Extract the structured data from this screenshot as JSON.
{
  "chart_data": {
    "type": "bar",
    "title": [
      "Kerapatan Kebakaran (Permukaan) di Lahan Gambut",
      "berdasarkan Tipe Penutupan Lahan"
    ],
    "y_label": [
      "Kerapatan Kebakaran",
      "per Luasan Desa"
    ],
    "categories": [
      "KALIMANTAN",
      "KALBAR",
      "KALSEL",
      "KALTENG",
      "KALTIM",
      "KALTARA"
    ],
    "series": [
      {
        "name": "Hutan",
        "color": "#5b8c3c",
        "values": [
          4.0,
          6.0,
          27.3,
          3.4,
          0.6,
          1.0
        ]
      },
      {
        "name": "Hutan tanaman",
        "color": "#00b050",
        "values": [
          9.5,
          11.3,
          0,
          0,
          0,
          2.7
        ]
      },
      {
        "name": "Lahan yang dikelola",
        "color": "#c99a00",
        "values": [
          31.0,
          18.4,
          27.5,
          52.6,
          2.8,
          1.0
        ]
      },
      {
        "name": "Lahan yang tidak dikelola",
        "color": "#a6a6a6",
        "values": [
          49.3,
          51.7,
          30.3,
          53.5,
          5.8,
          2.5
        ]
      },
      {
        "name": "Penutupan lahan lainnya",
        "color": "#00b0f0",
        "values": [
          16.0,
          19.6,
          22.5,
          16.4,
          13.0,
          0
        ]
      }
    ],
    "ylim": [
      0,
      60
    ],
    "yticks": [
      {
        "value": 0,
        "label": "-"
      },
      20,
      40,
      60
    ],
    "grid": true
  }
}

⁂

Objective =
Collect the lines that hold "dikelola".

Solved problem =
        "name": "Lahan yang dikelola",
        "name": "Lahan yang tidak dikelola",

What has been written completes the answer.